Your instructions -
Below are records to be output exactly, every one of them.

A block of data
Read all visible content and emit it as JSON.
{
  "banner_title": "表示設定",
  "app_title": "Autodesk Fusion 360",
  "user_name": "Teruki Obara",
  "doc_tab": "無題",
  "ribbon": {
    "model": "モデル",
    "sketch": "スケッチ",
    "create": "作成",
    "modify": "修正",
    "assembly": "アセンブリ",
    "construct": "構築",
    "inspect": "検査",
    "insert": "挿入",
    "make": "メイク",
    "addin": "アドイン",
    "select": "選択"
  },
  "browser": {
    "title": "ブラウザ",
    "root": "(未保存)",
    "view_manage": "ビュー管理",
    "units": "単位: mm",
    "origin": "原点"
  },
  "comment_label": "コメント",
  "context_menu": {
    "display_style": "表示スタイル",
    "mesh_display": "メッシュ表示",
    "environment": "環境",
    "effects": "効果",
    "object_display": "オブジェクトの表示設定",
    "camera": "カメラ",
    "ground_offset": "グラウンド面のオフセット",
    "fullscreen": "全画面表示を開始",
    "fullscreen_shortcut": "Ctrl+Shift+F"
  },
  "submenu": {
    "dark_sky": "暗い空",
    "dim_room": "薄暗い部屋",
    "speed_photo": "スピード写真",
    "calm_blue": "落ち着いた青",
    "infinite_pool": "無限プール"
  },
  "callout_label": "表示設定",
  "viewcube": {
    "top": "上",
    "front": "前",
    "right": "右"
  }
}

Final result -
Read all visible content and emit it as JSON.
{
  "banner_title": "表示設定",
  "app_title": "Autodesk Fusion 360",
  "user_name": "Teruki Obara",
  "doc_tab": "無題",
  "ribbon": {
    "model": "モデル",
    "sketch": "スケッチ",
    "create": "作成",
    "modify": "修正",
    "assembly": "アセンブリ",
    "construct": "構築",
    "inspect": "検査",
    "insert": "挿入",
    "make": "メイク",
    "addin": "アドイン",
    "select": "選択"
  },
  "browser": {
    "title": "ブラウザ",
    "root": "(未保存)",
    "view_manage": "ビュー管理",
    "units": "単位: mm",
    "origin": "原点"
  },
  "comment_label": "コメント",
  "context_menu": {
    "display_style": "表示スタイル",
    "mesh_display": "メッシュ表示",
    "environment": "環境",
    "effects": "効果",
    "object_display": "オブジェクトの表示設定",
    "camera": "カメラ",
    "ground_offset": "グラウンド面のオフセット",
    "fullscreen": "全画面表示を開始",
    "fullscreen_shortcut": "Ctrl+Shift+F"
  },
  "submenu": {
    "dark_sky": "暗い空",
    "dim_room": "薄暗い部屋",
    "speed_photo": "スピード写真",
    "calm_blue": "落ち着いた青",
    "infinite_pool": "無限プール"
  },
  "callout_label": "表示設定",
  "viewcube": {
    "top": "上",
    "front": "前",
    "right": "右"
  }
}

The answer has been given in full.